* REQUIRED WORK:
Report every line in the listing that contains the string "obtenga".

** Start of DATA LINES **

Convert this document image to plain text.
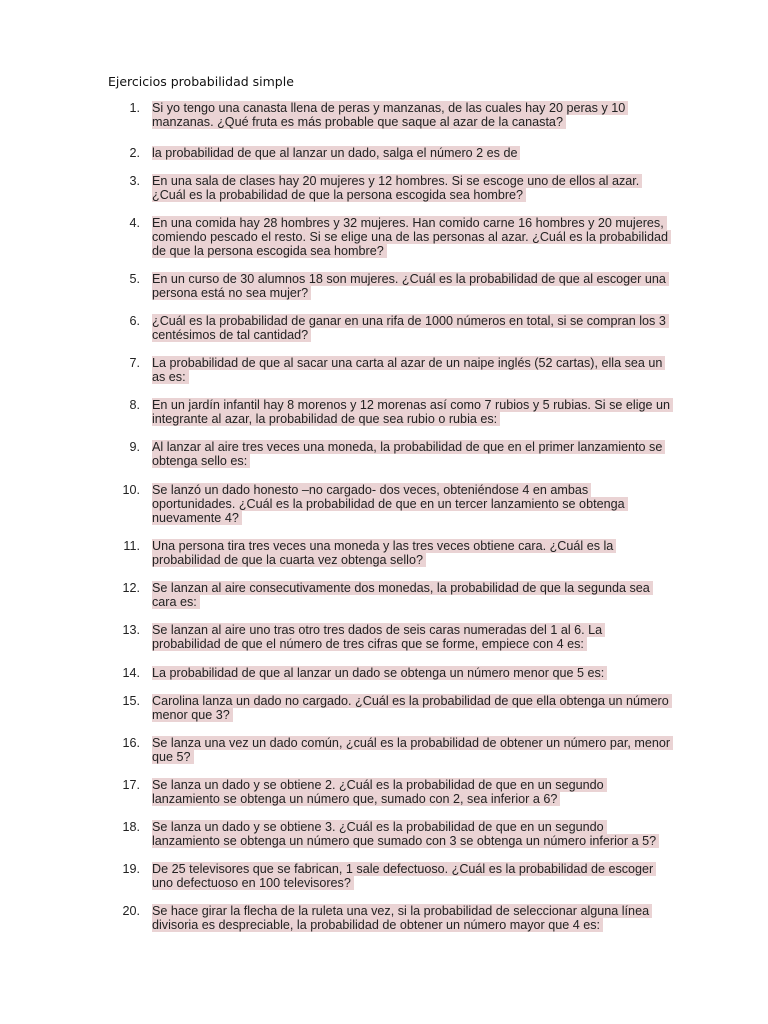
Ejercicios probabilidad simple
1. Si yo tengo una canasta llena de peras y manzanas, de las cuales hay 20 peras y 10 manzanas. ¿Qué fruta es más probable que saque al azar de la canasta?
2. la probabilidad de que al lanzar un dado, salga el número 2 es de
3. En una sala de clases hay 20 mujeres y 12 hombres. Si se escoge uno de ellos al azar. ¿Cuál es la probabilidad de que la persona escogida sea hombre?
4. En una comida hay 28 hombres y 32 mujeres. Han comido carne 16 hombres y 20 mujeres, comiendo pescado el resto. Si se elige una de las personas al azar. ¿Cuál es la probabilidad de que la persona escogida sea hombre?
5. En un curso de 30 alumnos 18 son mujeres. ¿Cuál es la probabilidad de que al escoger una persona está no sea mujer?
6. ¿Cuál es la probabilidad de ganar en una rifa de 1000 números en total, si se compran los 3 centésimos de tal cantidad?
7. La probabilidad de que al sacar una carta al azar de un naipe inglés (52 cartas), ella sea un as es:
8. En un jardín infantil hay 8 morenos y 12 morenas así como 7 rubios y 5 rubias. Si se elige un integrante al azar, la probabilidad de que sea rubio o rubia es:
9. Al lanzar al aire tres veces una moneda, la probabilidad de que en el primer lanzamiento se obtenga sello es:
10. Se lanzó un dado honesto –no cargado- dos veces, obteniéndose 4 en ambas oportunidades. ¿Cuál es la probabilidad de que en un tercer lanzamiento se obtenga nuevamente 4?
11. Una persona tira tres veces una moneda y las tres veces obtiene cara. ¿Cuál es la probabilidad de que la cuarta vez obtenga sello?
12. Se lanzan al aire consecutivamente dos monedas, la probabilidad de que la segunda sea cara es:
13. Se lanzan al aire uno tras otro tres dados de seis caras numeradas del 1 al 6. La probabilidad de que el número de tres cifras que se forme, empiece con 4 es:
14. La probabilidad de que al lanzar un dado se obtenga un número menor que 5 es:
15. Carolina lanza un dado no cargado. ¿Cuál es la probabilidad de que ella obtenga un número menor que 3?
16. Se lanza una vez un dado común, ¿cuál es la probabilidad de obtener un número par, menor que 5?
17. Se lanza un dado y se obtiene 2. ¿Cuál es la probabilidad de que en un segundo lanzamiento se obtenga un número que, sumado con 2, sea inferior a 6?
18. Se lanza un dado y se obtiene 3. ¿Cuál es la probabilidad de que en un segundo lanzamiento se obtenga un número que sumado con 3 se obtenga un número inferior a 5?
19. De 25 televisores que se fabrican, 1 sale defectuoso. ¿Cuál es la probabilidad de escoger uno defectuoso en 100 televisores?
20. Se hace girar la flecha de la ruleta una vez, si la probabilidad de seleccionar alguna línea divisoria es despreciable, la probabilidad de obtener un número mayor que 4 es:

** End of DATA LINES **
** Start of DATA LINES **

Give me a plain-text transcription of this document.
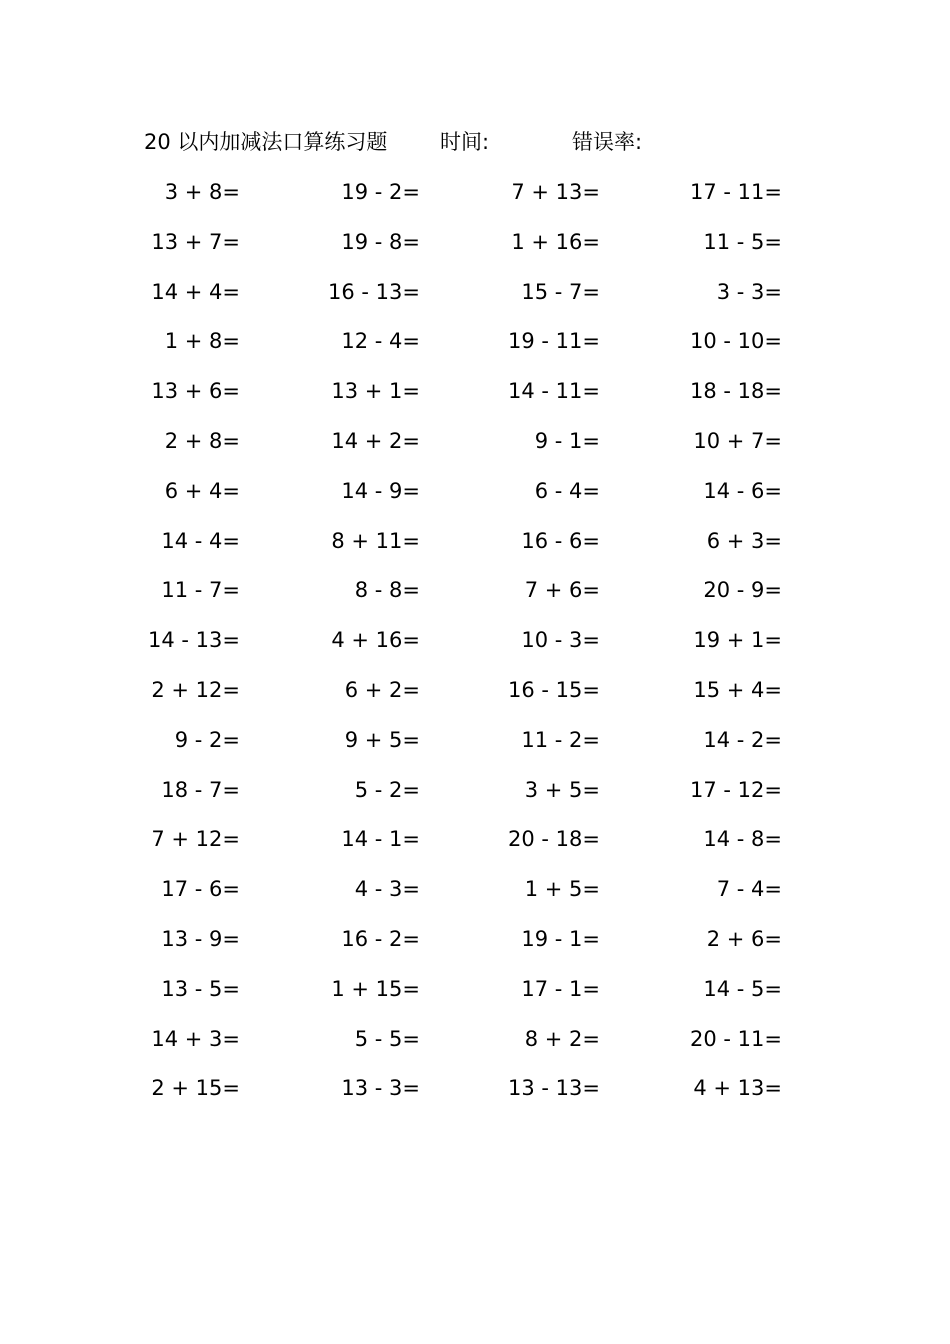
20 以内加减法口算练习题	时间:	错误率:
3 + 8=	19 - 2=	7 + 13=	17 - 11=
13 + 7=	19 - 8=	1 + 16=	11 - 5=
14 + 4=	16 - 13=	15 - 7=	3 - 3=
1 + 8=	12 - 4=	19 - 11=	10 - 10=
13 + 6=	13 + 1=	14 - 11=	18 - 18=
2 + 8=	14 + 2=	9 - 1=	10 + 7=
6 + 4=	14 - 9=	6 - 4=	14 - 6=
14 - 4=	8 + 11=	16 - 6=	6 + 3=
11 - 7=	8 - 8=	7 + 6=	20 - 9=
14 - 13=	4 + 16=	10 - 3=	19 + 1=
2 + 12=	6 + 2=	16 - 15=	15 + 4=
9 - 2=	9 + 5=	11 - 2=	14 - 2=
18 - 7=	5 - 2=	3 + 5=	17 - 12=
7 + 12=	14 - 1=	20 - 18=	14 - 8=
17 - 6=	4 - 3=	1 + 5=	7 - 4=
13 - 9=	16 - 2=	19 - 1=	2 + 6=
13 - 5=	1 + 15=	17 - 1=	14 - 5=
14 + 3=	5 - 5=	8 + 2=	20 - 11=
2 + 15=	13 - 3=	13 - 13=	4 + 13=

** End of DATA LINES **

* ANSWER TO THE PROBLEM:
9. Al lanzar al aire tres veces una moneda, la probabilidad de que en el primer lanzamiento se obtenga sello es:
10. Se lanzó un dado honesto –no cargado- dos veces, obteniéndose 4 en ambas oportunidades. ¿Cuál es la probabilidad de que en un tercer lanzamiento se obtenga nuevamente 4?
11. Una persona tira tres veces una moneda y las tres veces obtiene cara. ¿Cuál es la probabilidad de que la cuarta vez obtenga sello?
14. La probabilidad de que al lanzar un dado se obtenga un número menor que 5 es:
15. Carolina lanza un dado no cargado. ¿Cuál es la probabilidad de que ella obtenga un número menor que 3?
17. Se lanza un dado y se obtiene 2. ¿Cuál es la probabilidad de que en un segundo lanzamiento se obtenga un número que, sumado con 2, sea inferior a 6?
18. Se lanza un dado y se obtiene 3. ¿Cuál es la probabilidad de que en un segundo lanzamiento se obtenga un número que sumado con 3 se obtenga un número inferior a 5?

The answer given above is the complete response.